## [To do]
Repeat the entries that follow verbatim, without any of their pictures.

## [Excerpted data]

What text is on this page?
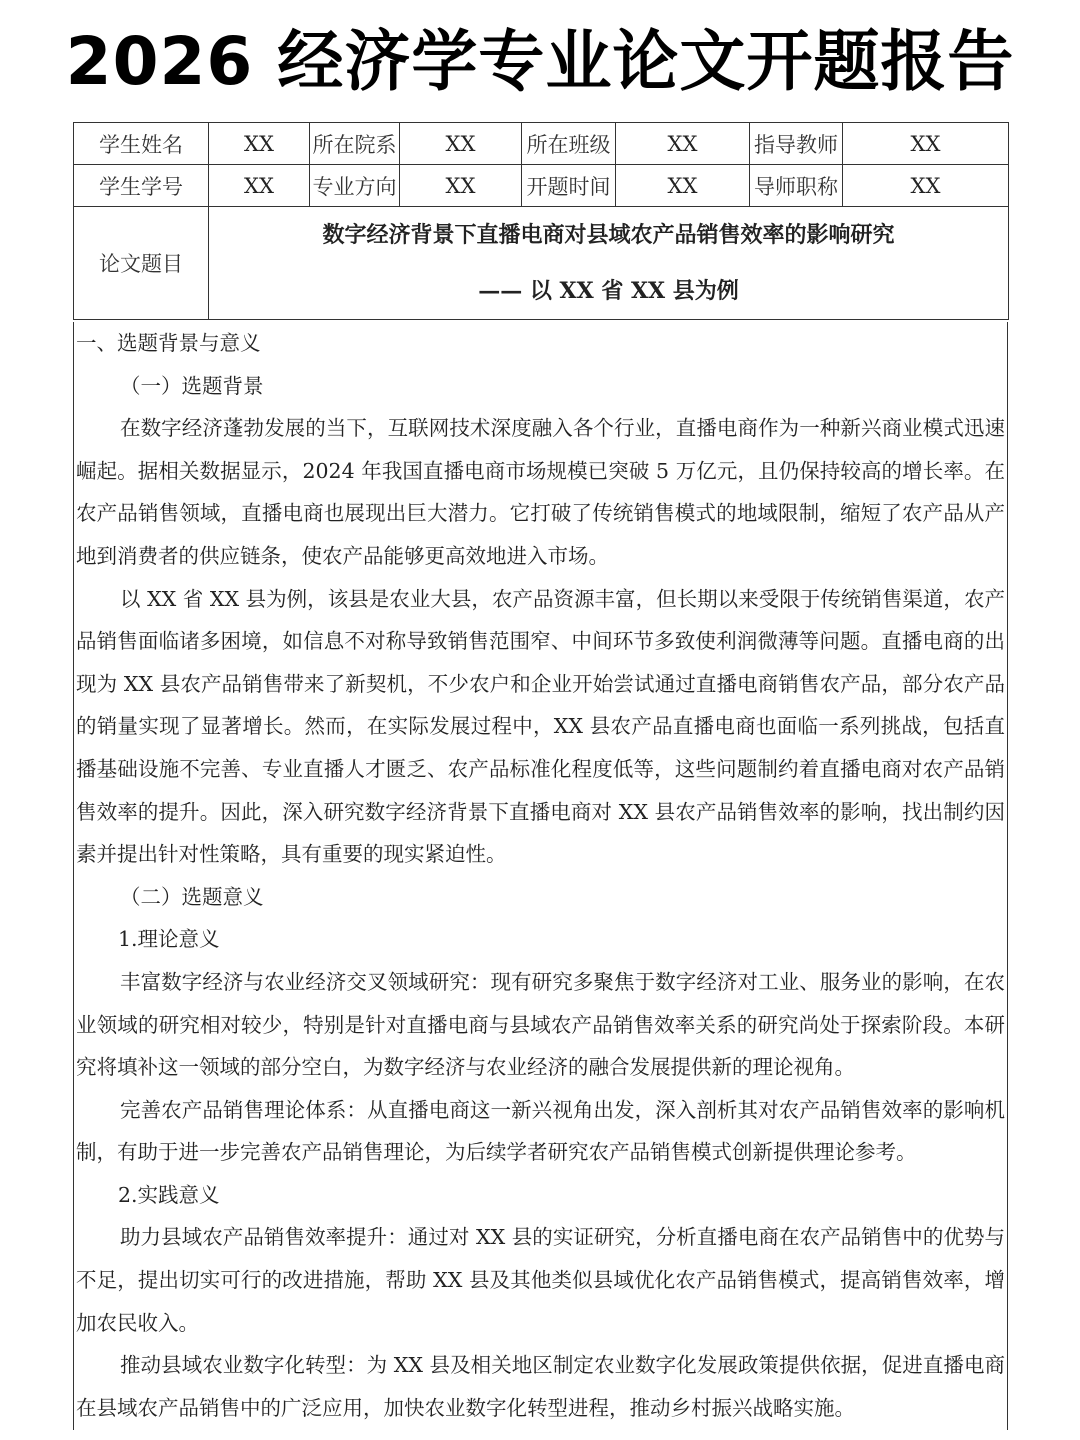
2026 经济学专业论文开题报告
学生姓名	XX	所在院系	XX	所在班级	XX	指导教师	XX
学生学号	XX	专业方向	XX	开题时间	XX	导师职称	XX
论文题目	数字经济背景下直播电商对县域农产品销售效率的影响研究
—— 以 XX 省 XX 县为例						

一、选题背景与意义

（一）选题背景

在数字经济蓬勃发展的当下，互联网技术深度融入各个行业，直播电商作为一种新兴商业模式迅速崛起。据相关数据显示，2024 年我国直播电商市场规模已突破 5 万亿元，且仍保持较高的增长率。在农产品销售领域，直播电商也展现出巨大潜力。它打破了传统销售模式的地域限制，缩短了农产品从产地到消费者的供应链条，使农产品能够更高效地进入市场。

以 XX 省 XX 县为例，该县是农业大县，农产品资源丰富，但长期以来受限于传统销售渠道，农产品销售面临诸多困境，如信息不对称导致销售范围窄、中间环节多致使利润微薄等问题。直播电商的出现为 XX 县农产品销售带来了新契机，不少农户和企业开始尝试通过直播电商销售农产品，部分农产品的销量实现了显著增长。然而，在实际发展过程中，XX 县农产品直播电商也面临一系列挑战，包括直播基础设施不完善、专业直播人才匮乏、农产品标准化程度低等，这些问题制约着直播电商对农产品销售效率的提升。因此，深入研究数字经济背景下直播电商对 XX 县农产品销售效率的影响，找出制约因素并提出针对性策略，具有重要的现实紧迫性。

（二）选题意义

1.理论意义

丰富数字经济与农业经济交叉领域研究：现有研究多聚焦于数字经济对工业、服务业的影响，在农业领域的研究相对较少，特别是针对直播电商与县域农产品销售效率关系的研究尚处于探索阶段。本研究将填补这一领域的部分空白，为数字经济与农业经济的融合发展提供新的理论视角。

完善农产品销售理论体系：从直播电商这一新兴视角出发，深入剖析其对农产品销售效率的影响机制，有助于进一步完善农产品销售理论，为后续学者研究农产品销售模式创新提供理论参考。

2.实践意义

助力县域农产品销售效率提升：通过对 XX 县的实证研究，分析直播电商在农产品销售中的优势与不足，提出切实可行的改进措施，帮助 XX 县及其他类似县域优化农产品销售模式，提高销售效率，增加农民收入。

推动县域农业数字化转型：为 XX 县及相关地区制定农业数字化发展政策提供依据，促进直播电商在县域农产品销售中的广泛应用，加快农业数字化转型进程，推动乡村振兴战略实施。
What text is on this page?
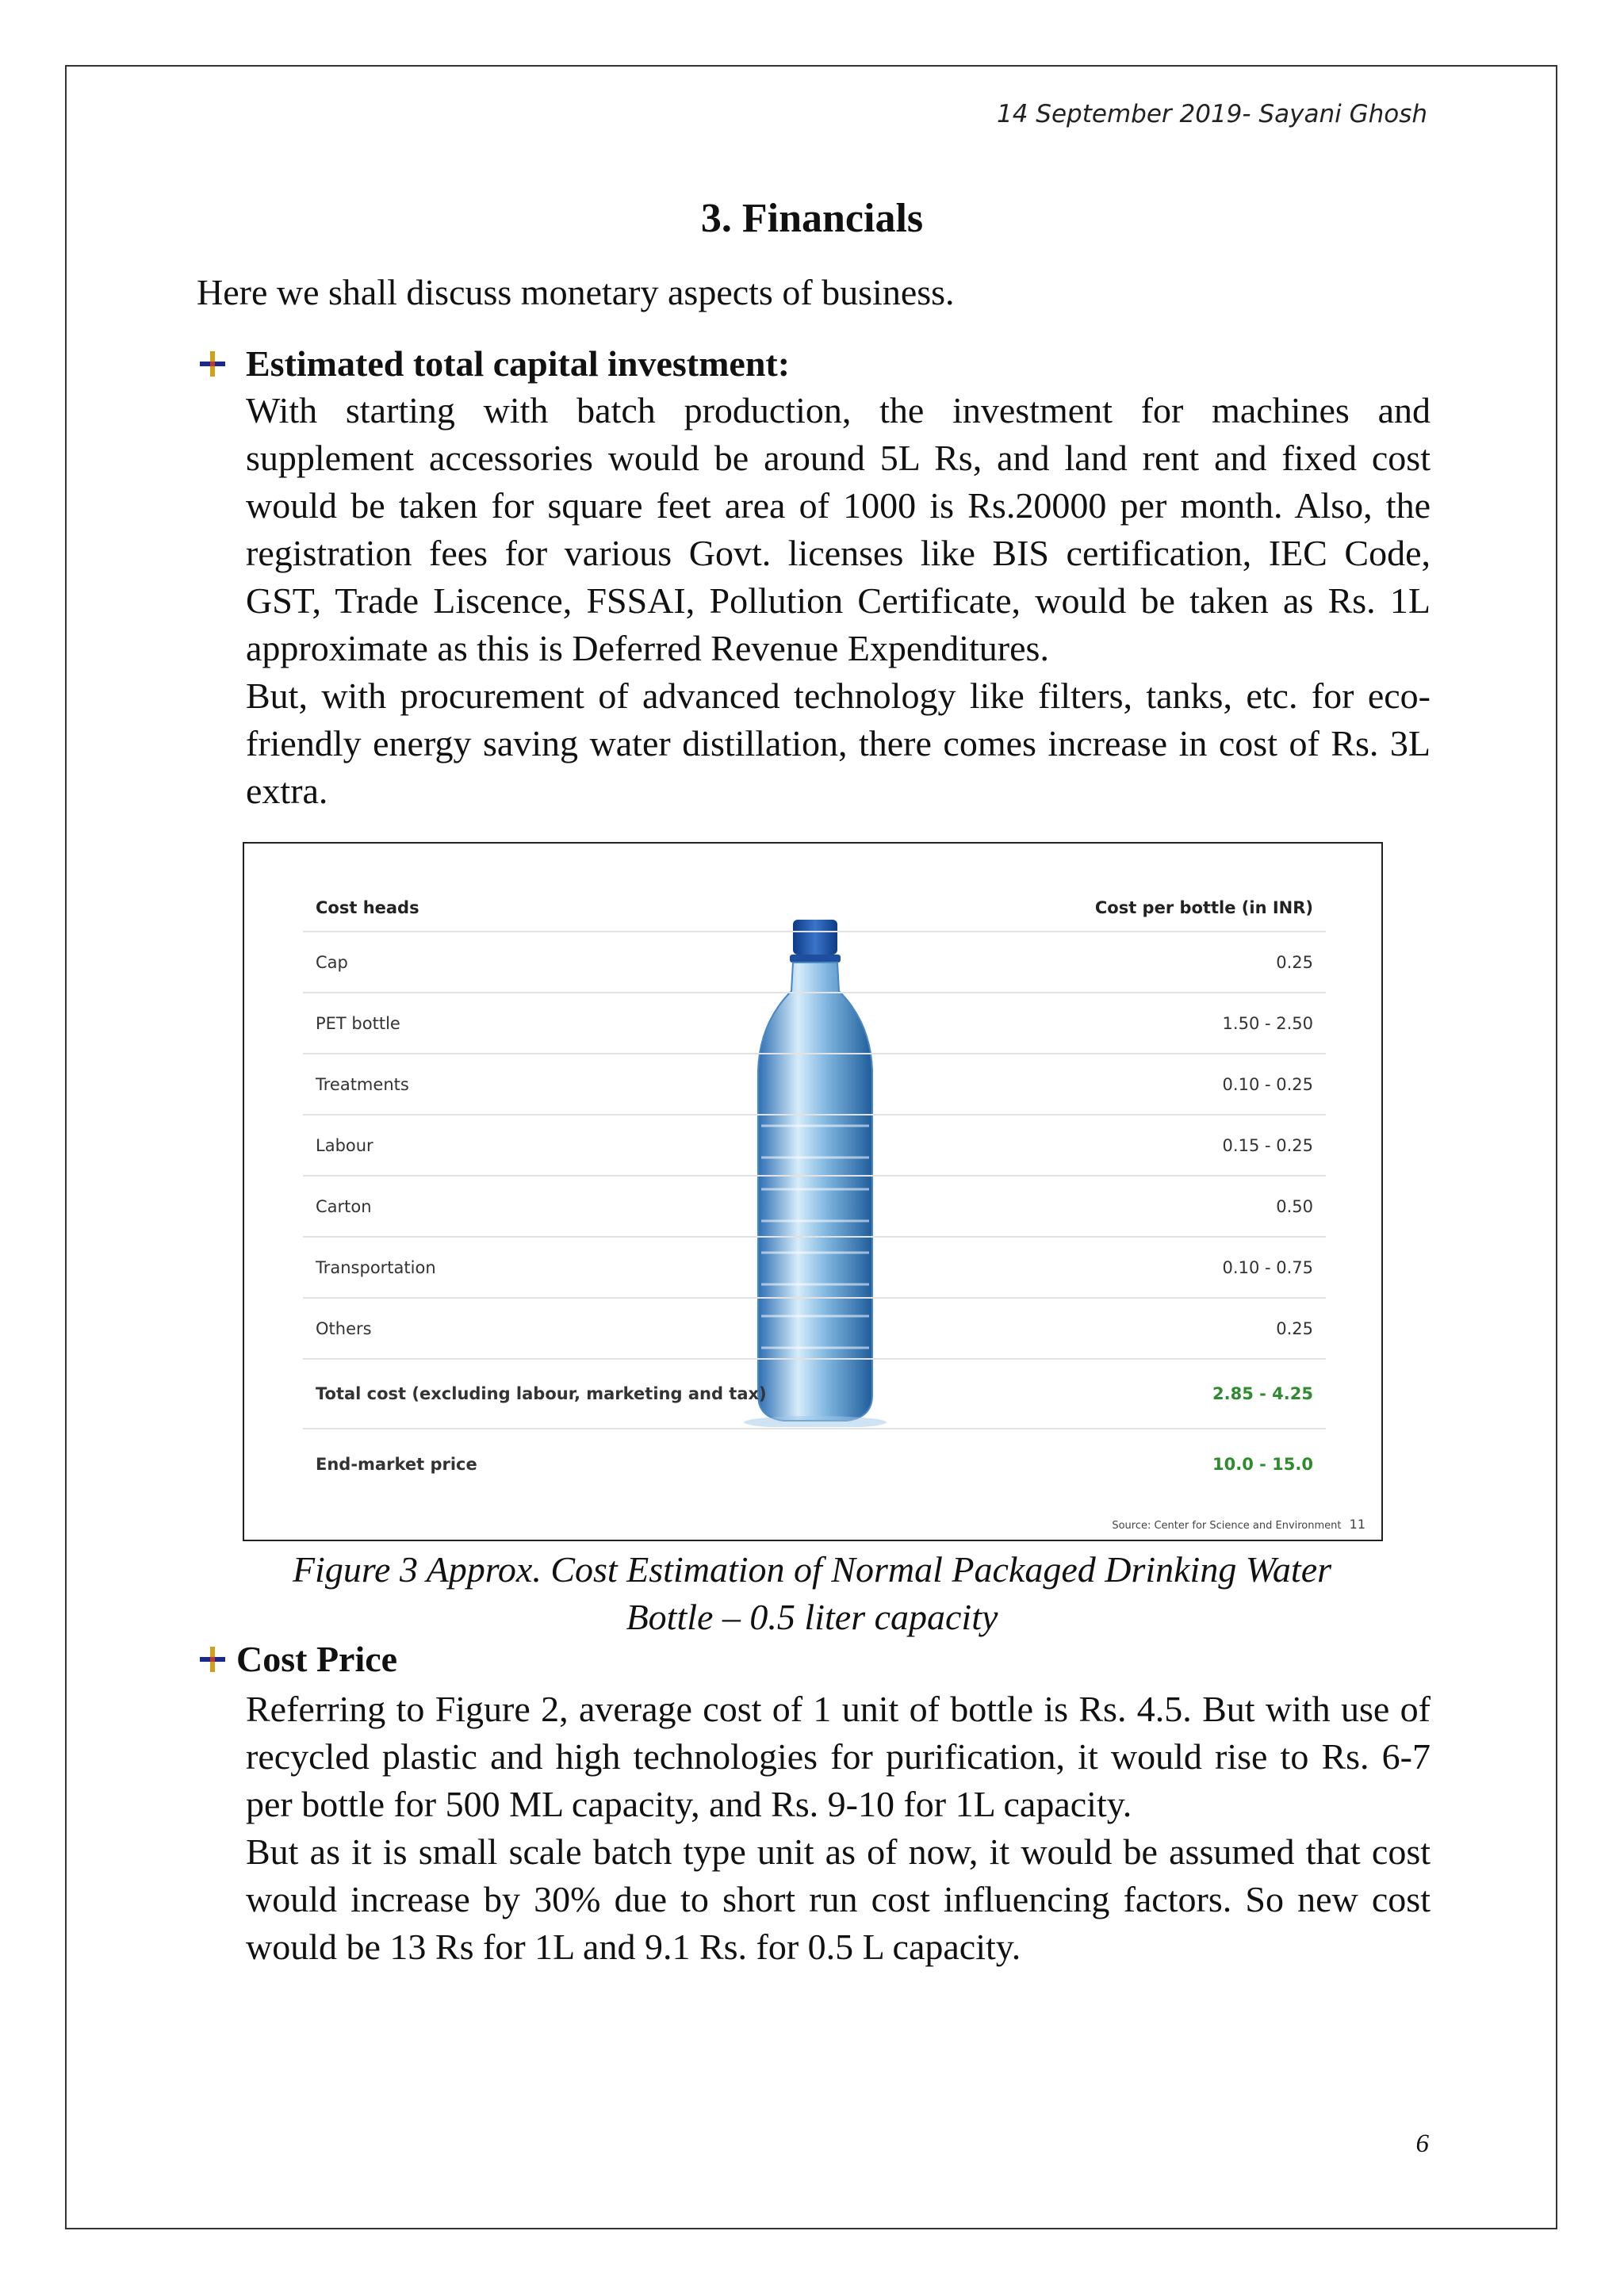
14 September 2019- Sayani Ghosh
3. Financials
Here we shall discuss monetary aspects of business.
Estimated total capital investment:

With starting with batch production, the investment for machines and supplement accessories would be around 5L Rs, and land rent and fixed cost would be taken for square feet area of 1000 is Rs.20000 per month. Also, the registration fees for various Govt. licenses like BIS certification, IEC Code, GST, Trade Liscence, FSSAI, Pollution Certificate, would be taken as Rs. 1L approximate as this is Deferred Revenue Expenditures.

But, with procurement of advanced technology like filters, tanks, etc. for eco-friendly energy saving water distillation, there comes increase in cost of Rs. 3L extra.

Cost heads	Cost per bottle (in INR)
Cap	0.25
PET bottle	1.50 - 2.50
Treatments	0.10 - 0.25
Labour	0.15 - 0.25
Carton	0.50
Transportation	0.10 - 0.75
Others	0.25
Total cost (excluding labour, marketing and tax)	2.85 - 4.25
End-market price	10.0 - 15.0
Source: Center for Science and Environment 11
Figure 3 Approx. Cost Estimation of Normal Packaged Drinking Water
Bottle – 0.5 liter capacity
Cost Price

Referring to Figure 2, average cost of 1 unit of bottle is Rs. 4.5. But with use of recycled plastic and high technologies for purification, it would rise to Rs. 6-7 per bottle for 500 ML capacity, and Rs. 9-10 for 1L capacity.

But as it is small scale batch type unit as of now, it would be assumed that cost would increase by 30% due to short run cost influencing factors. So new cost would be 13 Rs for 1L and 9.1 Rs. for 0.5 L capacity.

6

## [Written response]
What text is on this page?
2026 经济学专业论文开题报告
学生姓名	XX	所在院系	XX	所在班级	XX	指导教师	XX
学生学号	XX	专业方向	XX	开题时间	XX	导师职称	XX
论文题目	数字经济背景下直播电商对县域农产品销售效率的影响研究
—— 以 XX 省 XX 县为例						

一、选题背景与意义

（一）选题背景

在数字经济蓬勃发展的当下，互联网技术深度融入各个行业，直播电商作为一种新兴商业模式迅速崛起。据相关数据显示，2024 年我国直播电商市场规模已突破 5 万亿元，且仍保持较高的增长率。在农产品销售领域，直播电商也展现出巨大潜力。它打破了传统销售模式的地域限制，缩短了农产品从产地到消费者的供应链条，使农产品能够更高效地进入市场。

以 XX 省 XX 县为例，该县是农业大县，农产品资源丰富，但长期以来受限于传统销售渠道，农产品销售面临诸多困境，如信息不对称导致销售范围窄、中间环节多致使利润微薄等问题。直播电商的出现为 XX 县农产品销售带来了新契机，不少农户和企业开始尝试通过直播电商销售农产品，部分农产品的销量实现了显著增长。然而，在实际发展过程中，XX 县农产品直播电商也面临一系列挑战，包括直播基础设施不完善、专业直播人才匮乏、农产品标准化程度低等，这些问题制约着直播电商对农产品销售效率的提升。因此，深入研究数字经济背景下直播电商对 XX 县农产品销售效率的影响，找出制约因素并提出针对性策略，具有重要的现实紧迫性。

（二）选题意义

1.理论意义

丰富数字经济与农业经济交叉领域研究：现有研究多聚焦于数字经济对工业、服务业的影响，在农业领域的研究相对较少，特别是针对直播电商与县域农产品销售效率关系的研究尚处于探索阶段。本研究将填补这一领域的部分空白，为数字经济与农业经济的融合发展提供新的理论视角。

完善农产品销售理论体系：从直播电商这一新兴视角出发，深入剖析其对农产品销售效率的影响机制，有助于进一步完善农产品销售理论，为后续学者研究农产品销售模式创新提供理论参考。

2.实践意义

助力县域农产品销售效率提升：通过对 XX 县的实证研究，分析直播电商在农产品销售中的优势与不足，提出切实可行的改进措施，帮助 XX 县及其他类似县域优化农产品销售模式，提高销售效率，增加农民收入。

推动县域农业数字化转型：为 XX 县及相关地区制定农业数字化发展政策提供依据，促进直播电商在县域农产品销售中的广泛应用，加快农业数字化转型进程，推动乡村振兴战略实施。
What text is on this page?
14 September 2019- Sayani Ghosh
3. Financials
Here we shall discuss monetary aspects of business.
Estimated total capital investment:

With starting with batch production, the investment for machines and supplement accessories would be around 5L Rs, and land rent and fixed cost would be taken for square feet area of 1000 is Rs.20000 per month. Also, the registration fees for various Govt. licenses like BIS certification, IEC Code, GST, Trade Liscence, FSSAI, Pollution Certificate, would be taken as Rs. 1L approximate as this is Deferred Revenue Expenditures.

But, with procurement of advanced technology like filters, tanks, etc. for eco-friendly energy saving water distillation, there comes increase in cost of Rs. 3L extra.

Cost heads	Cost per bottle (in INR)
Cap	0.25
PET bottle	1.50 - 2.50
Treatments	0.10 - 0.25
Labour	0.15 - 0.25
Carton	0.50
Transportation	0.10 - 0.75
Others	0.25
Total cost (excluding labour, marketing and tax)	2.85 - 4.25
End-market price	10.0 - 15.0
Source: Center for Science and Environment 11
Figure 3 Approx. Cost Estimation of Normal Packaged Drinking Water
Bottle – 0.5 liter capacity
Cost Price

Referring to Figure 2, average cost of 1 unit of bottle is Rs. 4.5. But with use of recycled plastic and high technologies for purification, it would rise to Rs. 6-7 per bottle for 500 ML capacity, and Rs. 9-10 for 1L capacity.

But as it is small scale batch type unit as of now, it would be assumed that cost would increase by 30% due to short run cost influencing factors. So new cost would be 13 Rs for 1L and 9.1 Rs. for 0.5 L capacity.

6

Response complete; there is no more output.